- **TASK DIRECTIONS**
Can you find the lines of the listing that include "Watch" and copy every one?
-- start of LISTING --
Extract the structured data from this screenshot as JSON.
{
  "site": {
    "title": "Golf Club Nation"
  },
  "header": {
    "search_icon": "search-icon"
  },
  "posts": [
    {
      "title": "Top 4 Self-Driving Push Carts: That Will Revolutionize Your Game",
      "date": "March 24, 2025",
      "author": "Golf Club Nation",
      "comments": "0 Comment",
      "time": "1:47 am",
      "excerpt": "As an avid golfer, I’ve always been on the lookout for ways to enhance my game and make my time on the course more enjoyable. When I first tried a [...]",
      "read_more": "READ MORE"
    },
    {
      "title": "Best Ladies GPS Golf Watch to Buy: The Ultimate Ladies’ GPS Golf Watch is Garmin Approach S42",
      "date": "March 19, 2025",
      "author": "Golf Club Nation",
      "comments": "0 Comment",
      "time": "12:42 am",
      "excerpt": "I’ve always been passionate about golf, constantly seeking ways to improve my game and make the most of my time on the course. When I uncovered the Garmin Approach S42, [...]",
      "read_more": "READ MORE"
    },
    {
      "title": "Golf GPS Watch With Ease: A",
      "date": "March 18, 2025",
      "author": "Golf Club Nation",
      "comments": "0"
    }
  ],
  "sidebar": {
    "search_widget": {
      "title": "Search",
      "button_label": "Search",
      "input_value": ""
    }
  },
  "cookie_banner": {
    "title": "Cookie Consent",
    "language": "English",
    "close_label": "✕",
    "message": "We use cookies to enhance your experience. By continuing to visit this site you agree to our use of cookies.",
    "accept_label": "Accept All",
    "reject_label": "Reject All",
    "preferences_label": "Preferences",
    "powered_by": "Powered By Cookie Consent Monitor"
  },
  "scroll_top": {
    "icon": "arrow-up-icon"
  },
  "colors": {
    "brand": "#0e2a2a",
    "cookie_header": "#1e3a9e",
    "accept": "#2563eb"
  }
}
-- end of LISTING --
- **SOLUTION TO THIS TASK**
      "title": "Best Ladies GPS Golf Watch to Buy: The Ultimate Ladies’ GPS Golf Watch is Garmin Approach S42",
      "title": "Golf GPS Watch With Ease: A",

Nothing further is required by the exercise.